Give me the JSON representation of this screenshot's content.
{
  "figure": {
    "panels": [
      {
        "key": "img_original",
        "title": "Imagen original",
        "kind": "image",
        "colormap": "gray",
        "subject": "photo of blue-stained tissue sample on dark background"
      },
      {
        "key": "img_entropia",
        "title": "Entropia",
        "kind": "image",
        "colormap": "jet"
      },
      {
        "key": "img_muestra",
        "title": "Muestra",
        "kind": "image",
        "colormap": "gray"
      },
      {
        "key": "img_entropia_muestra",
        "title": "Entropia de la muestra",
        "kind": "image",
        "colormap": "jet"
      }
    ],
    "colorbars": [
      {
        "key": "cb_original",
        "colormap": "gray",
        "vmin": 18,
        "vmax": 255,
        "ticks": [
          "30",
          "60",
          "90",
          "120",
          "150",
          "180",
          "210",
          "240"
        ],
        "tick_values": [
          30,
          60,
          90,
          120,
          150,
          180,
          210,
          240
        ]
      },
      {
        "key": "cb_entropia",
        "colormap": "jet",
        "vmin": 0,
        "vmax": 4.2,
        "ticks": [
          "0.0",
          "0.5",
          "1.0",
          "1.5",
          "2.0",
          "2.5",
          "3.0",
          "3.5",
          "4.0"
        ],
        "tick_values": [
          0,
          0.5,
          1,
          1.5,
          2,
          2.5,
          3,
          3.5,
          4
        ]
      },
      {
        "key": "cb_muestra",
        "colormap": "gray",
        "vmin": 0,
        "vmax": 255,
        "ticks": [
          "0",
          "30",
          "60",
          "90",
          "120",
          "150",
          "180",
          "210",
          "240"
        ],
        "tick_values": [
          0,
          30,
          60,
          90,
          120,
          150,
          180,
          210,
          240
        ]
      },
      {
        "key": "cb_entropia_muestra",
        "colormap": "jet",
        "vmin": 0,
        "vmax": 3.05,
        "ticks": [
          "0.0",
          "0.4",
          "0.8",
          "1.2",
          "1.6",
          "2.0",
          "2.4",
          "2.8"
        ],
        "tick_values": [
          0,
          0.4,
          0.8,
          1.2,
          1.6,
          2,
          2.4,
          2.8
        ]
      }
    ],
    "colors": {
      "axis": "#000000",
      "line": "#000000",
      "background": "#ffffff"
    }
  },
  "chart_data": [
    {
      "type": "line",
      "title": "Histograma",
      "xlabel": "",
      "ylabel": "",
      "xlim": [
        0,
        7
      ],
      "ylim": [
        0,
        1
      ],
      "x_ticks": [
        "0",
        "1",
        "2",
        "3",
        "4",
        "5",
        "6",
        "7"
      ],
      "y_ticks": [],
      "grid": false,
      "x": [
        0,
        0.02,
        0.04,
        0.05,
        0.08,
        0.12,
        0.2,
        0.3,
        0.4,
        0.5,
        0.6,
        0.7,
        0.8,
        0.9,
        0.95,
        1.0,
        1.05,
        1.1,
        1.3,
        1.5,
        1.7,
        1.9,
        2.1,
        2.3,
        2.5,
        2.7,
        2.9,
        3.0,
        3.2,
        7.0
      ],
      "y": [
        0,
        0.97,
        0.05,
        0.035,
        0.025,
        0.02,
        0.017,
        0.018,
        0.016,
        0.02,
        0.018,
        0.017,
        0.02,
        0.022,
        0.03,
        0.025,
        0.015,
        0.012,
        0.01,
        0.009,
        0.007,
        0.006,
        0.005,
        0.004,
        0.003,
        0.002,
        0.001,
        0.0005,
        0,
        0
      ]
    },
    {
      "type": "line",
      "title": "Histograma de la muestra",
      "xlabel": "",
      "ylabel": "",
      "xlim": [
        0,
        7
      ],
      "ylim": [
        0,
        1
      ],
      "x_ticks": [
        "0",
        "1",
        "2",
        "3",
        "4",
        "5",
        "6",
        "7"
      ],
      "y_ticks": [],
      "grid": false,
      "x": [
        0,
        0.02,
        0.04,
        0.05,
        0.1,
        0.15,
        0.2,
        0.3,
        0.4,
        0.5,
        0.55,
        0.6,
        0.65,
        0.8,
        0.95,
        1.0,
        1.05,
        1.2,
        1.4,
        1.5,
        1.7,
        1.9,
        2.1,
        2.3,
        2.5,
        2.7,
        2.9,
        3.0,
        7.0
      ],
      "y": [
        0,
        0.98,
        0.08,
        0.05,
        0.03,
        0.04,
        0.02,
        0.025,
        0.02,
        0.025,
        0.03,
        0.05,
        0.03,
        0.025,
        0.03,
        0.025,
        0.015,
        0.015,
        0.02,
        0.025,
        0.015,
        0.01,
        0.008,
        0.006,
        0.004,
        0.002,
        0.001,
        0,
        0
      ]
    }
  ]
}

_Job:_ Using the entries above, find all lines with "Histograma". Copy them.

_Output:_
      "title": "Histograma",
      "title": "Histograma de la muestra",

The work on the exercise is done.